» **Provided passage**
========
Focus 2: Document the Anesthesia Provider

Multiple members of the anesthesia team sometimes become involved with labor patients, especially when cases cross work shifts. The anesthesia record should clearly document:

  • Who performed the preoperative exam
  • Who inserted the epidural catheter
  • Who monitored the patient during labor
  • Who removed the catheter following delivery.

The easiest way to document these details is to use a template or have check boxes for the providers to mark — but that doesn’t mean it’s the best way to meet documentation guidelines.

“Anyone can check a box,” Dennis points out. “Having the providers’ initials or signatures are more clear indications of who was actually involved in the case.”

If different physicians are involved in parts of the case (i.e., pre-op, placement, and removal), then documentation should show each name/signature and the time he or she spent with the patient.

Tip: Some anesthesia groups use special labor or epidural forms to document these cases. Other groups use a standard anesthesia record to track and monitor patient care and indicate provider involvement. The most important thing is for your practice to consistently use a form that the providers understand and complete accurately.

Focus 3: Check When Monitoring Occurred

Labor can last for hours, which means an anesthesia team member won’t just insert the epidural and hover by the patient’s bedside until everything is over. Instead, different members of the anesthesia team will be in and out to monitor the patient’s progress and the epidural’s effectiveness throughout labor and delivery.
========
» **Supplied material**

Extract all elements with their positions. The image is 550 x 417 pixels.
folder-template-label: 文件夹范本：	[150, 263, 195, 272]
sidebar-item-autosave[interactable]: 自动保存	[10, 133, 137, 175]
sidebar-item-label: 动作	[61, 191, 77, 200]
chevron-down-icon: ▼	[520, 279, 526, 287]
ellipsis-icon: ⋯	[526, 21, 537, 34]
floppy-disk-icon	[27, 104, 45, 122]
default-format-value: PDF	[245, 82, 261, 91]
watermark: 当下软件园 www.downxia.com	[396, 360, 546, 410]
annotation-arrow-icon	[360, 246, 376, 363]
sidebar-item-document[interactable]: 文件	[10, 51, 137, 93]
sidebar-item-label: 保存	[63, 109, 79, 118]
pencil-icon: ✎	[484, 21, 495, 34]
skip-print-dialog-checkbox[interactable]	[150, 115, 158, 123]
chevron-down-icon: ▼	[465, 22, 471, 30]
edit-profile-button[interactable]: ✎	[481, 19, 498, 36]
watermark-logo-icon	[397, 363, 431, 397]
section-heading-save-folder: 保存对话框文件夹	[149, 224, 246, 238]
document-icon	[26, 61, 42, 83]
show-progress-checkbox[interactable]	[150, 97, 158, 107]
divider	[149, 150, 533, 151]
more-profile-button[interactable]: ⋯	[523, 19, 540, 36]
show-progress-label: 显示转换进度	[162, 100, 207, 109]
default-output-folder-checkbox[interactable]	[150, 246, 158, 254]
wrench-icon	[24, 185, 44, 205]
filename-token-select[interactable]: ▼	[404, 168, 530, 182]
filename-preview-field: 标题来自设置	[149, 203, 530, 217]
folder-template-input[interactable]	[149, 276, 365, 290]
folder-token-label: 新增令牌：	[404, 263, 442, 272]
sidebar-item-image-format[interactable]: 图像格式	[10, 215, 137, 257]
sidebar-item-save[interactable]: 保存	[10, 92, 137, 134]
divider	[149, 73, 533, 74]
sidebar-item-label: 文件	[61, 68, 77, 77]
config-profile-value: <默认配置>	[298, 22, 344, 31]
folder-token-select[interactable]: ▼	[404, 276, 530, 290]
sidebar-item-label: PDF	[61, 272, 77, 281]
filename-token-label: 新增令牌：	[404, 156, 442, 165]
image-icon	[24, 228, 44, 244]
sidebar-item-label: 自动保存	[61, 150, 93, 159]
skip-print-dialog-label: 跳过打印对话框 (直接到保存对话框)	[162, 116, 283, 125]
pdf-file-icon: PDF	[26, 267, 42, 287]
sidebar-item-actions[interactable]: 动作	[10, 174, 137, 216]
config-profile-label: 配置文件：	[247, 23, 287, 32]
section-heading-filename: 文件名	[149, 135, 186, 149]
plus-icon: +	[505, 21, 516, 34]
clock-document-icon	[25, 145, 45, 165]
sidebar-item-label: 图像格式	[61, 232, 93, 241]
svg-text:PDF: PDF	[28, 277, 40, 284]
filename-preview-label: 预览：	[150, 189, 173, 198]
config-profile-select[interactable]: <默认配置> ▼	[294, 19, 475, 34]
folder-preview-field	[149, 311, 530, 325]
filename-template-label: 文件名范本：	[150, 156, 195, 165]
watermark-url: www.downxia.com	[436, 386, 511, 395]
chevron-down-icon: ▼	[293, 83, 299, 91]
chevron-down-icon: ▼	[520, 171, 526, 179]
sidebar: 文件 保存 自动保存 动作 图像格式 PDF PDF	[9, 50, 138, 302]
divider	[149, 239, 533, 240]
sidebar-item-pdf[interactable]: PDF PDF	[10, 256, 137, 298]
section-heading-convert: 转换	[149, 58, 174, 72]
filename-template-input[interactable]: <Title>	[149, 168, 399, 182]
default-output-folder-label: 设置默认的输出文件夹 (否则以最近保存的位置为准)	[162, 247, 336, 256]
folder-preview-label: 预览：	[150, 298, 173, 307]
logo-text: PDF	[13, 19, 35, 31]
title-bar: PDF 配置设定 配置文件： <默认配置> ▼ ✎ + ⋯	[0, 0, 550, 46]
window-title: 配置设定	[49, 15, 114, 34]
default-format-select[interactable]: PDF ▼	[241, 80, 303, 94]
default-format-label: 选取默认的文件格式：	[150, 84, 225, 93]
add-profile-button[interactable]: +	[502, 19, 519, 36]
========
» **Action item A**
In the anesthesia documentation passage, what does Dennis say shows more clearly than a check box who was actually involved in the case?
» **Action item B**
List each thing the anesthesia documentation passage says the anesthesia record should clearly document.
» **Action item C**
Please pick up the anesthesia documentation passage after its last sentence and write the next paragraph of Focus 3.

» **Expected answer A**
The providers' initials or signatures.

» **Expected answer B**
- Who performed the preoperative exam
- Who inserted the epidural catheter
- Who monitored the patient during labor
- Who removed the catheter following delivery

» **Expected answer C**
Keep these pointers in mind when you’re educating anesthesia providers about thoroughly documenting labor epidurals:

  • How often did someone monitor the patient? Most payers don’t have specific guidelines for an acceptable timeline for labor epidurals, so your group might not need them either. “I’m not sure I would set time limits for this,” Dennis says. “It should depend on the patient’s needs.” For example, a severely pre-eclamptic patient (O14.1-, Severe pre-eclampsia) carrying twins needs more monitoring than a healthy patient with an uncomplicated labor (O80, Encounter for full-term uncomplicated delivery). Patient preference also can dictate monitoring because some patients are needy while others prefer minimal interruptions.
  • How much time did the anesthesiologist spend monitoring the patient? “This is a good way to show whether the anesthesiologist spent an extensive amount of time with the patient,” Dennis explains.
  • What happened when the anesthesiologist monitored her? Some insurers expect to find a recorded blood pressure measurement for every five minutes of face time with the patient. Other interventions could include topping off the epidural, decreasing the epidural level, or changing drugs.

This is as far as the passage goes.